* Start Record excerpts *

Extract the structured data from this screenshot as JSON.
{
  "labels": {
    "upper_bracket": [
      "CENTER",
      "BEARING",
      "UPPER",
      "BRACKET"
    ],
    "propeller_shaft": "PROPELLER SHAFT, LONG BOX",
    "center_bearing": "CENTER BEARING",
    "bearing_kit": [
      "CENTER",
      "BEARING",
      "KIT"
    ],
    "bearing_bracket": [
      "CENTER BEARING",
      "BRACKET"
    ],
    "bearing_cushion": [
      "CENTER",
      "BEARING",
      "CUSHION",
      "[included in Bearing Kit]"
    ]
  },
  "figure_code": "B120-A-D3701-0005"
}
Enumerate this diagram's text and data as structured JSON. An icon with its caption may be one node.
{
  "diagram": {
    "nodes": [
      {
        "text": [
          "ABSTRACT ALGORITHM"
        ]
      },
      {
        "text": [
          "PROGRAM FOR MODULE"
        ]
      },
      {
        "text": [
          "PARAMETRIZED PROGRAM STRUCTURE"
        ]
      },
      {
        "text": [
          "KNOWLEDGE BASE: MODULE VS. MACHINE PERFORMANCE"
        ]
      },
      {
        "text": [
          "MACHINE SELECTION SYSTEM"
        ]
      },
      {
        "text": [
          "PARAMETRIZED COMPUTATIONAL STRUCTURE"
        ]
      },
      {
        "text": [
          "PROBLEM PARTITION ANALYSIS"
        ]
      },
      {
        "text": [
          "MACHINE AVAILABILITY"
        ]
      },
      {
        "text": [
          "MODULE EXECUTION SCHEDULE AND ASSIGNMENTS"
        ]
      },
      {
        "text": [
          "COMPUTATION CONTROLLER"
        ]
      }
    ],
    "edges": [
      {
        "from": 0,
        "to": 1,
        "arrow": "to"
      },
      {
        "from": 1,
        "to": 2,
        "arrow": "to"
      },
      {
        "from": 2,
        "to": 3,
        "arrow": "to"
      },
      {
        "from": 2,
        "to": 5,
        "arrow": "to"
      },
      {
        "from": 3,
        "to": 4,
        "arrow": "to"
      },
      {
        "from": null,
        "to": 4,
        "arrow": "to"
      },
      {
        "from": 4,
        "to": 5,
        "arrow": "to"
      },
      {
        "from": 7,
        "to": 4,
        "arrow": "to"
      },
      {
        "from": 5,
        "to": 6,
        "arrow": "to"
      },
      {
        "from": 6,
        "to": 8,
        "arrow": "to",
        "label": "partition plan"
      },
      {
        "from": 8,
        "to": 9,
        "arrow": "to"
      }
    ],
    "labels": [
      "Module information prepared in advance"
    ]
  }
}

* End Record excerpts *

▶ [Set task] Using the material above, reproduce exactly the line that contains "Enumerate this diagram's" and all lines after it through the last one, and only those.

▶ [Completed task]
Enumerate this diagram's text and data as structured JSON. An icon with its caption may be one node.
{
  "diagram": {
    "nodes": [
      {
        "text": [
          "ABSTRACT ALGORITHM"
        ]
      },
      {
        "text": [
          "PROGRAM FOR MODULE"
        ]
      },
      {
        "text": [
          "PARAMETRIZED PROGRAM STRUCTURE"
        ]
      },
      {
        "text": [
          "KNOWLEDGE BASE: MODULE VS. MACHINE PERFORMANCE"
        ]
      },
      {
        "text": [
          "MACHINE SELECTION SYSTEM"
        ]
      },
      {
        "text": [
          "PARAMETRIZED COMPUTATIONAL STRUCTURE"
        ]
      },
      {
        "text": [
          "PROBLEM PARTITION ANALYSIS"
        ]
      },
      {
        "text": [
          "MACHINE AVAILABILITY"
        ]
      },
      {
        "text": [
          "MODULE EXECUTION SCHEDULE AND ASSIGNMENTS"
        ]
      },
      {
        "text": [
          "COMPUTATION CONTROLLER"
        ]
      }
    ],
    "edges": [
      {
        "from": 0,
        "to": 1,
        "arrow": "to"
      },
      {
        "from": 1,
        "to": 2,
        "arrow": "to"
      },
      {
        "from": 2,
        "to": 3,
        "arrow": "to"
      },
      {
        "from": 2,
        "to": 5,
        "arrow": "to"
      },
      {
        "from": 3,
        "to": 4,
        "arrow": "to"
      },
      {
        "from": null,
        "to": 4,
        "arrow": "to"
      },
      {
        "from": 4,
        "to": 5,
        "arrow": "to"
      },
      {
        "from": 7,
        "to": 4,
        "arrow": "to"
      },
      {
        "from": 5,
        "to": 6,
        "arrow": "to"
      },
      {
        "from": 6,
        "to": 8,
        "arrow": "to",
        "label": "partition plan"
      },
      {
        "from": 8,
        "to": 9,
        "arrow": "to"
      }
    ],
    "labels": [
      "Module information prepared in advance"
    ]
  }
}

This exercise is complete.